--- BEGIN Entries shown ---

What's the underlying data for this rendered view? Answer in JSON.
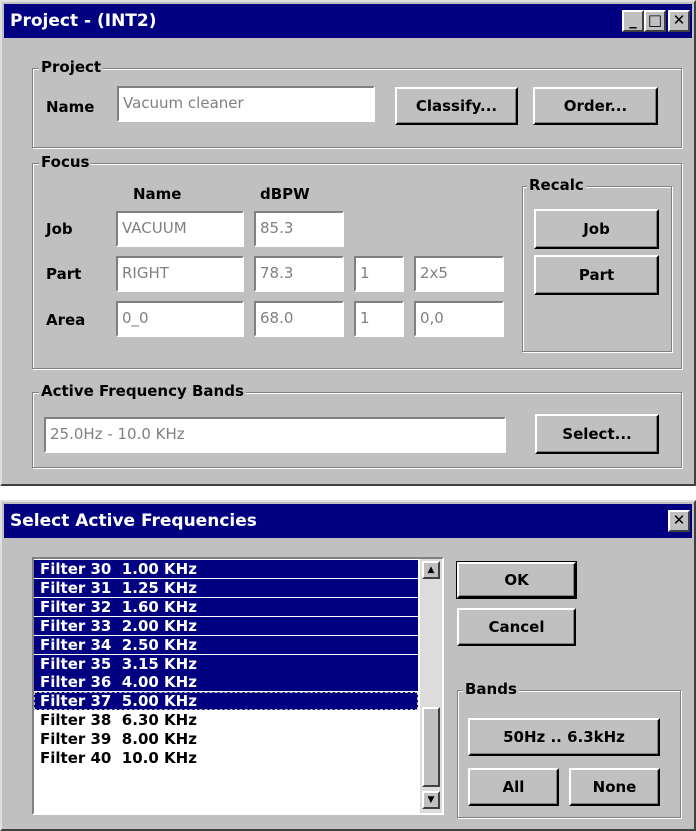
{
  "project_window": {
    "title": "Project - (INT2)",
    "controls": {
      "minimize": "_",
      "maximize": "□",
      "close": "✕"
    },
    "project_group": {
      "legend": "Project",
      "name_label": "Name",
      "name_value": "Vacuum cleaner",
      "classify_label": "Classify...",
      "order_label": "Order..."
    },
    "focus_group": {
      "legend": "Focus",
      "col_name": "Name",
      "col_dbpw": "dBPW",
      "rows": [
        {
          "label": "Job",
          "name": "VACUUM",
          "dbpw": "85.3"
        },
        {
          "label": "Part",
          "name": "RIGHT",
          "dbpw": "78.3",
          "count": "1",
          "size": "2x5"
        },
        {
          "label": "Area",
          "name": "0_0",
          "dbpw": "68.0",
          "count": "1",
          "size": "0,0"
        }
      ],
      "recalc": {
        "legend": "Recalc",
        "job_label": "Job",
        "part_label": "Part"
      }
    },
    "bands_group": {
      "legend": "Active Frequency Bands",
      "range_value": "25.0Hz - 10.0 KHz",
      "select_label": "Select..."
    }
  },
  "select_window": {
    "title": "Select Active Frequencies",
    "close": "✕",
    "filters": [
      {
        "text": "Filter 30  1.00 KHz",
        "selected": true
      },
      {
        "text": "Filter 31  1.25 KHz",
        "selected": true
      },
      {
        "text": "Filter 32  1.60 KHz",
        "selected": true
      },
      {
        "text": "Filter 33  2.00 KHz",
        "selected": true
      },
      {
        "text": "Filter 34  2.50 KHz",
        "selected": true
      },
      {
        "text": "Filter 35  3.15 KHz",
        "selected": true
      },
      {
        "text": "Filter 36  4.00 KHz",
        "selected": true
      },
      {
        "text": "Filter 37  5.00 KHz",
        "selected": true,
        "focused": true
      },
      {
        "text": "Filter 38  6.30 KHz",
        "selected": false
      },
      {
        "text": "Filter 39  8.00 KHz",
        "selected": false
      },
      {
        "text": "Filter 40  10.0 KHz",
        "selected": false
      }
    ],
    "scroll_up": "▲",
    "scroll_down": "▼",
    "ok_label": "OK",
    "cancel_label": "Cancel",
    "bands": {
      "legend": "Bands",
      "preset_label": "50Hz .. 6.3kHz",
      "all_label": "All",
      "none_label": "None"
    }
  }
}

--- END Entries shown ---

Extract the full listing exactly, with the pictures left out.

What's the underlying data for this rendered view? Answer in JSON.
{
  "project_window": {
    "title": "Project - (INT2)",
    "controls": {
      "minimize": "_",
      "maximize": "□",
      "close": "✕"
    },
    "project_group": {
      "legend": "Project",
      "name_label": "Name",
      "name_value": "Vacuum cleaner",
      "classify_label": "Classify...",
      "order_label": "Order..."
    },
    "focus_group": {
      "legend": "Focus",
      "col_name": "Name",
      "col_dbpw": "dBPW",
      "rows": [
        {
          "label": "Job",
          "name": "VACUUM",
          "dbpw": "85.3"
        },
        {
          "label": "Part",
          "name": "RIGHT",
          "dbpw": "78.3",
          "count": "1",
          "size": "2x5"
        },
        {
          "label": "Area",
          "name": "0_0",
          "dbpw": "68.0",
          "count": "1",
          "size": "0,0"
        }
      ],
      "recalc": {
        "legend": "Recalc",
        "job_label": "Job",
        "part_label": "Part"
      }
    },
    "bands_group": {
      "legend": "Active Frequency Bands",
      "range_value": "25.0Hz - 10.0 KHz",
      "select_label": "Select..."
    }
  },
  "select_window": {
    "title": "Select Active Frequencies",
    "close": "✕",
    "filters": [
      {
        "text": "Filter 30  1.00 KHz",
        "selected": true
      },
      {
        "text": "Filter 31  1.25 KHz",
        "selected": true
      },
      {
        "text": "Filter 32  1.60 KHz",
        "selected": true
      },
      {
        "text": "Filter 33  2.00 KHz",
        "selected": true
      },
      {
        "text": "Filter 34  2.50 KHz",
        "selected": true
      },
      {
        "text": "Filter 35  3.15 KHz",
        "selected": true
      },
      {
        "text": "Filter 36  4.00 KHz",
        "selected": true
      },
      {
        "text": "Filter 37  5.00 KHz",
        "selected": true,
        "focused": true
      },
      {
        "text": "Filter 38  6.30 KHz",
        "selected": false
      },
      {
        "text": "Filter 39  8.00 KHz",
        "selected": false
      },
      {
        "text": "Filter 40  10.0 KHz",
        "selected": false
      }
    ],
    "scroll_up": "▲",
    "scroll_down": "▼",
    "ok_label": "OK",
    "cancel_label": "Cancel",
    "bands": {
      "legend": "Bands",
      "preset_label": "50Hz .. 6.3kHz",
      "all_label": "All",
      "none_label": "None"
    }
  }
}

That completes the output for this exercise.